BEGIN READING TEXT

Australian delegation of parliamentarians will stand for Julian Assange in Washington

Photo form Press TV: Supporters of Julian Assange in London where he is currently imprisoned

Contributed by Joe Montero

The persecution of WikiLeaks founder and editor Julian Assange has been going on for a long time –   for fourteen years. He has endured these years in isolation, and the last four and half of them at the notorious Belmarsh prison in London, where Twenty-three hours a day are spent in solitary confinement inside a small cell. Along the way, he has been the victim of concerted smear campaigns labelling a sexual predator, mentally unstable, and more.

Nearly one and a half decades of imprisonment without charge or conviction is extraordinary, and as to grow around the world.

WikiLeaks exposures of the truth led to the persecution of Julian Assange

Nowhere has this been more evident than it has in Australia. As it stands, polls are saying that the support for him is at a near a record 80 percent. This is unheard of. Successive governments had refused to listen to this growing tide of public opinion. This is now changing. Both prime Minister Anthony Albanese and Opposition Leader Peter Dutton are saying “enough is enough.” Despite its ambiguity and fence sitting nature, this remains a kind of recognition of public opinion, a shift at the highest echelons of parliamentary politics, and the fact that the issue can no longer be ignored.

Time saw the rise of a major support group of parliamentarians from all parties and the independents, and the unlikely allies have been getting bolder. They call themselves the Bring Julian Assange Home Parliamentary Group. Its conveners are independent MP Andrew Wilkie, the Labor MP Josh Wilson, the Liberal MP Bridget Archer, and the Greens senator David Shoebridge.

END READING TEXT

• _WORK TO COMPLETE_:
#1 List the four conveners of the Bring Julian Assange Home Parliamentary Group named in the article on Julian Assange, with the party or role the article gives for each.
#2 Pick up the article on Julian Assange after its last sentence and continue it.
The data that follows was taken from a different source.

BEGIN RECORD SET

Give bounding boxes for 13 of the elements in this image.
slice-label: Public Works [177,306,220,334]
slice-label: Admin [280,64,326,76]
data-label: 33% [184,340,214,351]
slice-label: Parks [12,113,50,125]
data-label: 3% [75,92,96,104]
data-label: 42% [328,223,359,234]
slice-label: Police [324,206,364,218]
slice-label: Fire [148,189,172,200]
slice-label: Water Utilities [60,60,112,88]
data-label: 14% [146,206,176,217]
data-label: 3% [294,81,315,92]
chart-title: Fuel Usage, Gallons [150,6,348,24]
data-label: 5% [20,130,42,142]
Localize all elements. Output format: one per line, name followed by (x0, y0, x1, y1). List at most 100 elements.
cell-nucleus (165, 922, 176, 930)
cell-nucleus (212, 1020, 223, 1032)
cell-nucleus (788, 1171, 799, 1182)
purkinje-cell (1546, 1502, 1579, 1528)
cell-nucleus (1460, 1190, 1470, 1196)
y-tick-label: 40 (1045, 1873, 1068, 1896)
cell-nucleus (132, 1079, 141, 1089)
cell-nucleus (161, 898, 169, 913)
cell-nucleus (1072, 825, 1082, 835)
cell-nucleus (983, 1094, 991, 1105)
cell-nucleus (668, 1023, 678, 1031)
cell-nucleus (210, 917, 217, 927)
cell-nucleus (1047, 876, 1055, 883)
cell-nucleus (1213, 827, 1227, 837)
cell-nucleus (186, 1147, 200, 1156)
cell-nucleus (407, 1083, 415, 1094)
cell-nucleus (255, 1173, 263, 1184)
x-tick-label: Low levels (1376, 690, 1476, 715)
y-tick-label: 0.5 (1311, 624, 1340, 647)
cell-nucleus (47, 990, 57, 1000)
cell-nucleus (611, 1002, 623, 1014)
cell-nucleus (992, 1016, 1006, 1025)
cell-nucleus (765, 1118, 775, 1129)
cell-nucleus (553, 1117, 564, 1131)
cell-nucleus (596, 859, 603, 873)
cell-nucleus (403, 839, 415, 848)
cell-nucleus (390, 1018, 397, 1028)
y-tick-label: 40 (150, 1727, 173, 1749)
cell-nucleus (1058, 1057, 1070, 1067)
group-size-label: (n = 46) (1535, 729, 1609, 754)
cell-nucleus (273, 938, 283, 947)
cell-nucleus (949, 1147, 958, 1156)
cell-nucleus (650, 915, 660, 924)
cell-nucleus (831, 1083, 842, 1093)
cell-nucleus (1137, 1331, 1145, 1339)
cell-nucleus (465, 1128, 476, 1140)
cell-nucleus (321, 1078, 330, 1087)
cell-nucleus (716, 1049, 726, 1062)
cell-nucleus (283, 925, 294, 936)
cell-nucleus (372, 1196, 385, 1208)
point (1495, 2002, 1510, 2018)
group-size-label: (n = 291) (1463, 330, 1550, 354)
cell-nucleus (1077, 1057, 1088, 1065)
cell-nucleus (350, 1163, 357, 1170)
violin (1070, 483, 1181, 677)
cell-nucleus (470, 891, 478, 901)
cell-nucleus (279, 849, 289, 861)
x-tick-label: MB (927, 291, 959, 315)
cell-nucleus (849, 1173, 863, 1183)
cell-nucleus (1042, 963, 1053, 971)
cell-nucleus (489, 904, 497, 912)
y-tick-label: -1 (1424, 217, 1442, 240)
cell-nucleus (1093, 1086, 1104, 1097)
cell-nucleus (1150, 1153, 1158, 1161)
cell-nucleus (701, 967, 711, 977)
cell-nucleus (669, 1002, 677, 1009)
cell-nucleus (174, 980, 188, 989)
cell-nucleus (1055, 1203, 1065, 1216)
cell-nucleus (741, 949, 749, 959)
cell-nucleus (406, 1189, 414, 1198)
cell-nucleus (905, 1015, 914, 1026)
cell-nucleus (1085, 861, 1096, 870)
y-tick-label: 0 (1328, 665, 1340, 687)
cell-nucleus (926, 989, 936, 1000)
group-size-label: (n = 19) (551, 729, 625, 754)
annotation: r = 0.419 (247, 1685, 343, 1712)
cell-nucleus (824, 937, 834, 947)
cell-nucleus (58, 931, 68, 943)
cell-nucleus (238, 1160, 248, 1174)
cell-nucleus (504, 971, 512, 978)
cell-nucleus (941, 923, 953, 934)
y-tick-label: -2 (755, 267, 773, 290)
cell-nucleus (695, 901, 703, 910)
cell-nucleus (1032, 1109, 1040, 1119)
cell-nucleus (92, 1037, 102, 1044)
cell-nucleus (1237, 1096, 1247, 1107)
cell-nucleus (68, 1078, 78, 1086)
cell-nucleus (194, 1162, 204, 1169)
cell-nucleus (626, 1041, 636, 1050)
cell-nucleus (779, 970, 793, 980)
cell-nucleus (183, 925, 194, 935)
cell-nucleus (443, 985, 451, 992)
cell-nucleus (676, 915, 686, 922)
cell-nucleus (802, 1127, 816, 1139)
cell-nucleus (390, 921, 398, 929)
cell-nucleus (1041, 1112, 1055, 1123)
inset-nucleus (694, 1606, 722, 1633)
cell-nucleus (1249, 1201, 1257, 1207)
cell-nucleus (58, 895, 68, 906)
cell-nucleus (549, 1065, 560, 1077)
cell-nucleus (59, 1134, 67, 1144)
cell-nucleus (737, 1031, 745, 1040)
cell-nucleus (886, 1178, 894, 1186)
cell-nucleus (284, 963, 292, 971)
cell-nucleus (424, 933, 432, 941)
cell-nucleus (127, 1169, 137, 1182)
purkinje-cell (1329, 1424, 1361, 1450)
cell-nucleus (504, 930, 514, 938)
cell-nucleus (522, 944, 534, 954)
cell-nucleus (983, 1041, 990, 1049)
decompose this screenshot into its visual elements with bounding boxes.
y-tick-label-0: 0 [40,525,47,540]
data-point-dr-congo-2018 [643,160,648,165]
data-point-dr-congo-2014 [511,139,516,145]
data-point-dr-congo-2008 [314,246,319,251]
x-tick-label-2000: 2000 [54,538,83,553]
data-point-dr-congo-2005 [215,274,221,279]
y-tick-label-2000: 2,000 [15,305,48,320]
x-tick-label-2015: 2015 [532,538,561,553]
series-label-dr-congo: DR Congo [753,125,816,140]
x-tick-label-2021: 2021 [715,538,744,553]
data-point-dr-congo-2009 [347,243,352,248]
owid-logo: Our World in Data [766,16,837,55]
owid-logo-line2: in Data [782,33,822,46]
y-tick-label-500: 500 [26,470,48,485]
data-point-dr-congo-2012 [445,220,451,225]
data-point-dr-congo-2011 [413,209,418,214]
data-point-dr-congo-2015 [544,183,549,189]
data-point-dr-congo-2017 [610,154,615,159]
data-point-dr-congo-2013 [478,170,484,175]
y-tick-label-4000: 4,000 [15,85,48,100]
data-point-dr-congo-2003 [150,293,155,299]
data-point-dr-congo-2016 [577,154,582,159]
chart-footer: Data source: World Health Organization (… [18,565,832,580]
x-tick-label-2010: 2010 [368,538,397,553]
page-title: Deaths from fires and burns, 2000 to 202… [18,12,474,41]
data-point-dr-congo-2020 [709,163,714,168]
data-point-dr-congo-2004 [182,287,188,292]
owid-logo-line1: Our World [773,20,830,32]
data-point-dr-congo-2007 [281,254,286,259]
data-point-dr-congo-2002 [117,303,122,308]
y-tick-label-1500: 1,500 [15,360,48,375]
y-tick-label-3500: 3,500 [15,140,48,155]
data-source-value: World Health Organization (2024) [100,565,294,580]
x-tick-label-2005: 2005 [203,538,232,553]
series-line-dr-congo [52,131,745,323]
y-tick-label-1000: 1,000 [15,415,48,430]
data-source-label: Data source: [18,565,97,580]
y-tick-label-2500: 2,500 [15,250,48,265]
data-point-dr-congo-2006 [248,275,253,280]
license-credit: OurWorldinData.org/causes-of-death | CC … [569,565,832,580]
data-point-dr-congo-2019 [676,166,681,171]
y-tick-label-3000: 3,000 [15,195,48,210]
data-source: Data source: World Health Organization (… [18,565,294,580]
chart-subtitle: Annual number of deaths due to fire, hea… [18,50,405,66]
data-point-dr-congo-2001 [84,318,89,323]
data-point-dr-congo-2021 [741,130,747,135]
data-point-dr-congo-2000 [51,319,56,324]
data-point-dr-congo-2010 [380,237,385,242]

END RECORD SET

• _PER-TASK OUTPUTS_:
#1
- Andrew Wilkie, independent MP
- Josh Wilson, Labor MP
- Bridget Archer, Liberal MP
- David Shoebridge, Greens senator

#2
Now 63 of them have come out publicly and put their names to a public letter to say that this persecution is “unjust,” and if extradition of Assange to the United States goes ahead as planned, it will lead to an “outcry” in Australia.

A representative group of 6 will arrive in Washington by 20 October, carrying the backing of Australia and their colleagues to try and convince members of the Congress and Justice Department officials, to stop the pursuit of the highly awarded Australian journalist, editor, and publisher. The team will be made up of former National Party leader Barnaby Joyce, Liberal Senator Alex Antic, Labor MP Tony Zappia, Independent MP Monique Ryan and Greens Senators David Shoebridge and Peter Whish-Wilson.

Australian MPs To Urge Release Of Julian Assange During U.S Visit

Video from NEWS9 Live

Their timing is excellent. Anthony Albanese is due to meet President Joe Biden there on 25 October, and a considerable number of Congress and Senate members there are already on side. The Biden administration is finding it increasingly difficult to justify the continuation of its efforts to press on with the extradition and looking for a way out.

A few weeks ago, suggestions were made through media about Assange pleading guilty in exchange for going soft on him. This didn’t go down well. It left the way open to realise Washington’s persistent ambition to record a conviction as a precedent destroy Julian Assange’s credibility along the way, for no more than a vague promise.

But the fact that the Biden administration has gone down this road is testimony to its growing weakness. The Assange case is damaging its reputation and political standing across the world. The United States claim to be a defender of democracy and human rights are taking a battering.

Other than the question of justice, the Assange case will set a terrible precedent if the persecution succeeds. It will open the door to hunt down journalists the world over, simply because what they say is inconvenient. The fact that the intention is to charge Assange with being a traitor to the United States and seek 175 years imprisonment, when the Australian defendant isn’t a citizen of that country, and the process through which the persecution is being carried through, makes a mockery of both international and national law.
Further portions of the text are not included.